Excerpts from a figure dataset:
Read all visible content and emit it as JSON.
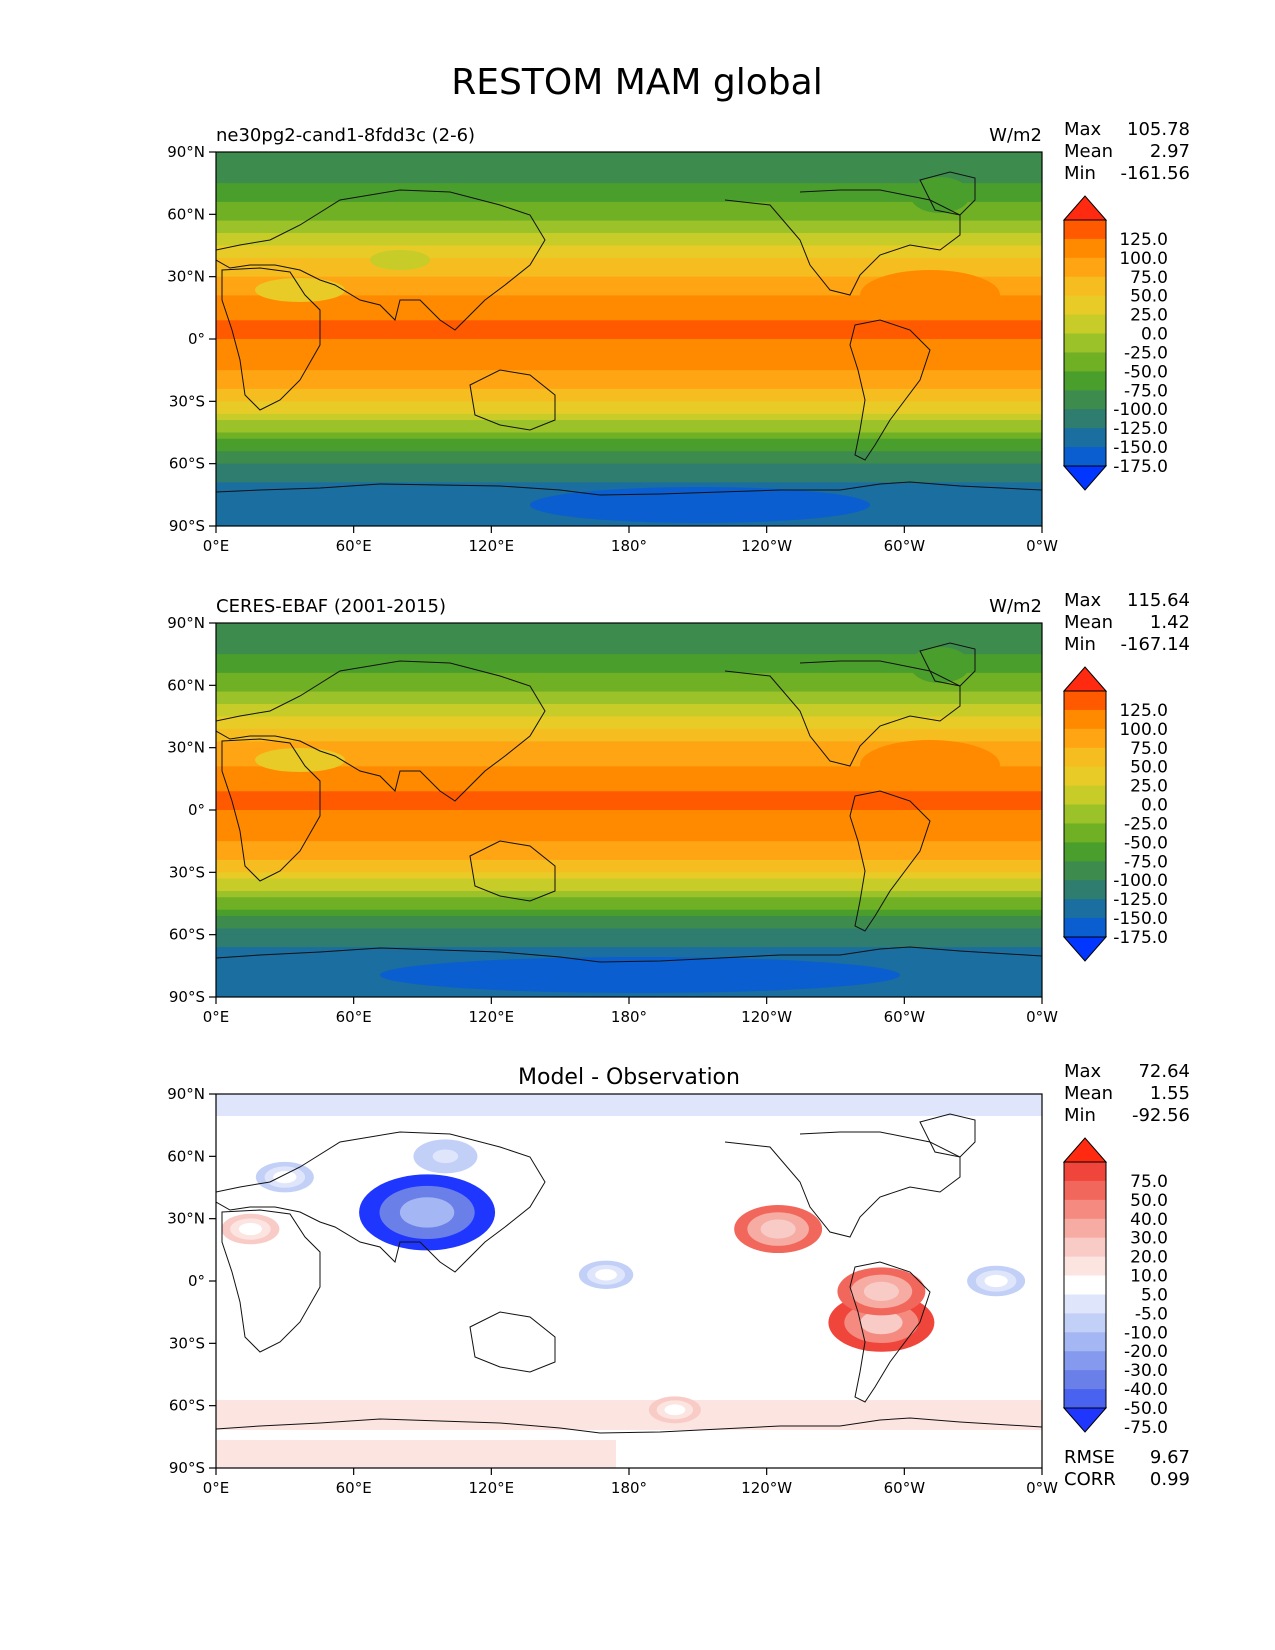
{
  "title": "RESTOM MAM global",
  "lat_ticks": [
    "90°N",
    "60°N",
    "30°N",
    "0°",
    "30°S",
    "60°S",
    "90°S"
  ],
  "lon_ticks": [
    "0°E",
    "60°E",
    "120°E",
    "180°",
    "120°W",
    "60°W",
    "0°W"
  ],
  "stat_labels": {
    "max": "Max",
    "mean": "Mean",
    "min": "Min",
    "rmse": "RMSE",
    "corr": "CORR"
  },
  "chart_data": [
    {
      "type": "heatmap",
      "panel": "model",
      "left_title": "ne30pg2-cand1-8fdd3c (2-6)",
      "units": "W/m2",
      "stats": {
        "max": "105.78",
        "mean": "2.97",
        "min": "-161.56"
      },
      "xlim": [
        0,
        360
      ],
      "ylim": [
        -90,
        90
      ],
      "colorbar": {
        "labels": [
          "125.0",
          "100.0",
          "75.0",
          "50.0",
          "25.0",
          "0.0",
          "-25.0",
          "-50.0",
          "-75.0",
          "-100.0",
          "-125.0",
          "-150.0",
          "-175.0"
        ],
        "colors": [
          "#ff2a10",
          "#ff5a00",
          "#ff8a00",
          "#ffa514",
          "#f5bd1f",
          "#e8cb26",
          "#c8cc28",
          "#9cc22a",
          "#6fb024",
          "#4a9e2c",
          "#3d8c4e",
          "#2e7d6e",
          "#1a6ea0",
          "#0a5ed0",
          "#0036ff"
        ]
      },
      "lat_profile": [
        {
          "lat": 90,
          "value": -110
        },
        {
          "lat": 75,
          "value": -100
        },
        {
          "lat": 65,
          "value": -75
        },
        {
          "lat": 55,
          "value": -40
        },
        {
          "lat": 45,
          "value": 0
        },
        {
          "lat": 35,
          "value": 40
        },
        {
          "lat": 20,
          "value": 75
        },
        {
          "lat": 10,
          "value": 100
        },
        {
          "lat": 0,
          "value": 100
        },
        {
          "lat": -10,
          "value": 95
        },
        {
          "lat": -20,
          "value": 60
        },
        {
          "lat": -30,
          "value": 25
        },
        {
          "lat": -40,
          "value": -25
        },
        {
          "lat": -50,
          "value": -90
        },
        {
          "lat": -60,
          "value": -130
        },
        {
          "lat": -70,
          "value": -150
        },
        {
          "lat": -80,
          "value": -170
        },
        {
          "lat": -90,
          "value": -160
        }
      ]
    },
    {
      "type": "heatmap",
      "panel": "observation",
      "left_title": "CERES-EBAF (2001-2015)",
      "units": "W/m2",
      "stats": {
        "max": "115.64",
        "mean": "1.42",
        "min": "-167.14"
      },
      "xlim": [
        0,
        360
      ],
      "ylim": [
        -90,
        90
      ],
      "colorbar": {
        "labels": [
          "125.0",
          "100.0",
          "75.0",
          "50.0",
          "25.0",
          "0.0",
          "-25.0",
          "-50.0",
          "-75.0",
          "-100.0",
          "-125.0",
          "-150.0",
          "-175.0"
        ],
        "colors": [
          "#ff2a10",
          "#ff5a00",
          "#ff8a00",
          "#ffa514",
          "#f5bd1f",
          "#e8cb26",
          "#c8cc28",
          "#9cc22a",
          "#6fb024",
          "#4a9e2c",
          "#3d8c4e",
          "#2e7d6e",
          "#1a6ea0",
          "#0a5ed0",
          "#0036ff"
        ]
      },
      "lat_profile": [
        {
          "lat": 90,
          "value": -110
        },
        {
          "lat": 75,
          "value": -100
        },
        {
          "lat": 65,
          "value": -70
        },
        {
          "lat": 55,
          "value": -40
        },
        {
          "lat": 45,
          "value": 0
        },
        {
          "lat": 35,
          "value": 45
        },
        {
          "lat": 20,
          "value": 80
        },
        {
          "lat": 10,
          "value": 100
        },
        {
          "lat": 0,
          "value": 100
        },
        {
          "lat": -10,
          "value": 90
        },
        {
          "lat": -20,
          "value": 60
        },
        {
          "lat": -30,
          "value": 20
        },
        {
          "lat": -40,
          "value": -30
        },
        {
          "lat": -50,
          "value": -95
        },
        {
          "lat": -60,
          "value": -140
        },
        {
          "lat": -70,
          "value": -160
        },
        {
          "lat": -80,
          "value": -175
        },
        {
          "lat": -90,
          "value": -160
        }
      ]
    },
    {
      "type": "heatmap",
      "panel": "difference",
      "center_title": "Model - Observation",
      "stats": {
        "max": "72.64",
        "mean": "1.55",
        "min": "-92.56"
      },
      "metrics": {
        "rmse": "9.67",
        "corr": "0.99"
      },
      "xlim": [
        0,
        360
      ],
      "ylim": [
        -90,
        90
      ],
      "colorbar": {
        "labels": [
          "75.0",
          "50.0",
          "40.0",
          "30.0",
          "20.0",
          "10.0",
          "5.0",
          "-5.0",
          "-10.0",
          "-20.0",
          "-30.0",
          "-40.0",
          "-50.0",
          "-75.0"
        ],
        "colors": [
          "#ff2a10",
          "#f0453a",
          "#f2675c",
          "#f48a80",
          "#f6aba3",
          "#f9cbc6",
          "#fce4e1",
          "#ffffff",
          "#dfe6fc",
          "#c2cff7",
          "#a4b6f4",
          "#8599ee",
          "#6a7fe8",
          "#4a62f0",
          "#1f36ff"
        ]
      },
      "anomalies": [
        {
          "lon": 92,
          "lat": 33,
          "value": -80
        },
        {
          "lon": 245,
          "lat": 25,
          "value": 40
        },
        {
          "lon": 290,
          "lat": -20,
          "value": 55
        },
        {
          "lon": 290,
          "lat": -5,
          "value": 40
        },
        {
          "lon": 100,
          "lat": 60,
          "value": -20
        },
        {
          "lon": 30,
          "lat": 50,
          "value": -15
        },
        {
          "lon": 15,
          "lat": 25,
          "value": 15
        },
        {
          "lon": 340,
          "lat": 0,
          "value": -15
        },
        {
          "lon": 170,
          "lat": 3,
          "value": -12
        },
        {
          "lon": 200,
          "lat": -62,
          "value": 10
        }
      ]
    }
  ]
}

(Written request)
Return each line exactly as written. Any picture gets left out.

(Output for this task)
Read all visible content and emit it as JSON.
{
  "title": "RESTOM MAM global",
  "lat_ticks": [
    "90°N",
    "60°N",
    "30°N",
    "0°",
    "30°S",
    "60°S",
    "90°S"
  ],
  "lon_ticks": [
    "0°E",
    "60°E",
    "120°E",
    "180°",
    "120°W",
    "60°W",
    "0°W"
  ],
  "stat_labels": {
    "max": "Max",
    "mean": "Mean",
    "min": "Min",
    "rmse": "RMSE",
    "corr": "CORR"
  },
  "chart_data": [
    {
      "type": "heatmap",
      "panel": "model",
      "left_title": "ne30pg2-cand1-8fdd3c (2-6)",
      "units": "W/m2",
      "stats": {
        "max": "105.78",
        "mean": "2.97",
        "min": "-161.56"
      },
      "xlim": [
        0,
        360
      ],
      "ylim": [
        -90,
        90
      ],
      "colorbar": {
        "labels": [
          "125.0",
          "100.0",
          "75.0",
          "50.0",
          "25.0",
          "0.0",
          "-25.0",
          "-50.0",
          "-75.0",
          "-100.0",
          "-125.0",
          "-150.0",
          "-175.0"
        ],
        "colors": [
          "#ff2a10",
          "#ff5a00",
          "#ff8a00",
          "#ffa514",
          "#f5bd1f",
          "#e8cb26",
          "#c8cc28",
          "#9cc22a",
          "#6fb024",
          "#4a9e2c",
          "#3d8c4e",
          "#2e7d6e",
          "#1a6ea0",
          "#0a5ed0",
          "#0036ff"
        ]
      },
      "lat_profile": [
        {
          "lat": 90,
          "value": -110
        },
        {
          "lat": 75,
          "value": -100
        },
        {
          "lat": 65,
          "value": -75
        },
        {
          "lat": 55,
          "value": -40
        },
        {
          "lat": 45,
          "value": 0
        },
        {
          "lat": 35,
          "value": 40
        },
        {
          "lat": 20,
          "value": 75
        },
        {
          "lat": 10,
          "value": 100
        },
        {
          "lat": 0,
          "value": 100
        },
        {
          "lat": -10,
          "value": 95
        },
        {
          "lat": -20,
          "value": 60
        },
        {
          "lat": -30,
          "value": 25
        },
        {
          "lat": -40,
          "value": -25
        },
        {
          "lat": -50,
          "value": -90
        },
        {
          "lat": -60,
          "value": -130
        },
        {
          "lat": -70,
          "value": -150
        },
        {
          "lat": -80,
          "value": -170
        },
        {
          "lat": -90,
          "value": -160
        }
      ]
    },
    {
      "type": "heatmap",
      "panel": "observation",
      "left_title": "CERES-EBAF (2001-2015)",
      "units": "W/m2",
      "stats": {
        "max": "115.64",
        "mean": "1.42",
        "min": "-167.14"
      },
      "xlim": [
        0,
        360
      ],
      "ylim": [
        -90,
        90
      ],
      "colorbar": {
        "labels": [
          "125.0",
          "100.0",
          "75.0",
          "50.0",
          "25.0",
          "0.0",
          "-25.0",
          "-50.0",
          "-75.0",
          "-100.0",
          "-125.0",
          "-150.0",
          "-175.0"
        ],
        "colors": [
          "#ff2a10",
          "#ff5a00",
          "#ff8a00",
          "#ffa514",
          "#f5bd1f",
          "#e8cb26",
          "#c8cc28",
          "#9cc22a",
          "#6fb024",
          "#4a9e2c",
          "#3d8c4e",
          "#2e7d6e",
          "#1a6ea0",
          "#0a5ed0",
          "#0036ff"
        ]
      },
      "lat_profile": [
        {
          "lat": 90,
          "value": -110
        },
        {
          "lat": 75,
          "value": -100
        },
        {
          "lat": 65,
          "value": -70
        },
        {
          "lat": 55,
          "value": -40
        },
        {
          "lat": 45,
          "value": 0
        },
        {
          "lat": 35,
          "value": 45
        },
        {
          "lat": 20,
          "value": 80
        },
        {
          "lat": 10,
          "value": 100
        },
        {
          "lat": 0,
          "value": 100
        },
        {
          "lat": -10,
          "value": 90
        },
        {
          "lat": -20,
          "value": 60
        },
        {
          "lat": -30,
          "value": 20
        },
        {
          "lat": -40,
          "value": -30
        },
        {
          "lat": -50,
          "value": -95
        },
        {
          "lat": -60,
          "value": -140
        },
        {
          "lat": -70,
          "value": -160
        },
        {
          "lat": -80,
          "value": -175
        },
        {
          "lat": -90,
          "value": -160
        }
      ]
    },
    {
      "type": "heatmap",
      "panel": "difference",
      "center_title": "Model - Observation",
      "stats": {
        "max": "72.64",
        "mean": "1.55",
        "min": "-92.56"
      },
      "metrics": {
        "rmse": "9.67",
        "corr": "0.99"
      },
      "xlim": [
        0,
        360
      ],
      "ylim": [
        -90,
        90
      ],
      "colorbar": {
        "labels": [
          "75.0",
          "50.0",
          "40.0",
          "30.0",
          "20.0",
          "10.0",
          "5.0",
          "-5.0",
          "-10.0",
          "-20.0",
          "-30.0",
          "-40.0",
          "-50.0",
          "-75.0"
        ],
        "colors": [
          "#ff2a10",
          "#f0453a",
          "#f2675c",
          "#f48a80",
          "#f6aba3",
          "#f9cbc6",
          "#fce4e1",
          "#ffffff",
          "#dfe6fc",
          "#c2cff7",
          "#a4b6f4",
          "#8599ee",
          "#6a7fe8",
          "#4a62f0",
          "#1f36ff"
        ]
      },
      "anomalies": [
        {
          "lon": 92,
          "lat": 33,
          "value": -80
        },
        {
          "lon": 245,
          "lat": 25,
          "value": 40
        },
        {
          "lon": 290,
          "lat": -20,
          "value": 55
        },
        {
          "lon": 290,
          "lat": -5,
          "value": 40
        },
        {
          "lon": 100,
          "lat": 60,
          "value": -20
        },
        {
          "lon": 30,
          "lat": 50,
          "value": -15
        },
        {
          "lon": 15,
          "lat": 25,
          "value": 15
        },
        {
          "lon": 340,
          "lat": 0,
          "value": -15
        },
        {
          "lon": 170,
          "lat": 3,
          "value": -12
        },
        {
          "lon": 200,
          "lat": -62,
          "value": 10
        }
      ]
    }
  ]
}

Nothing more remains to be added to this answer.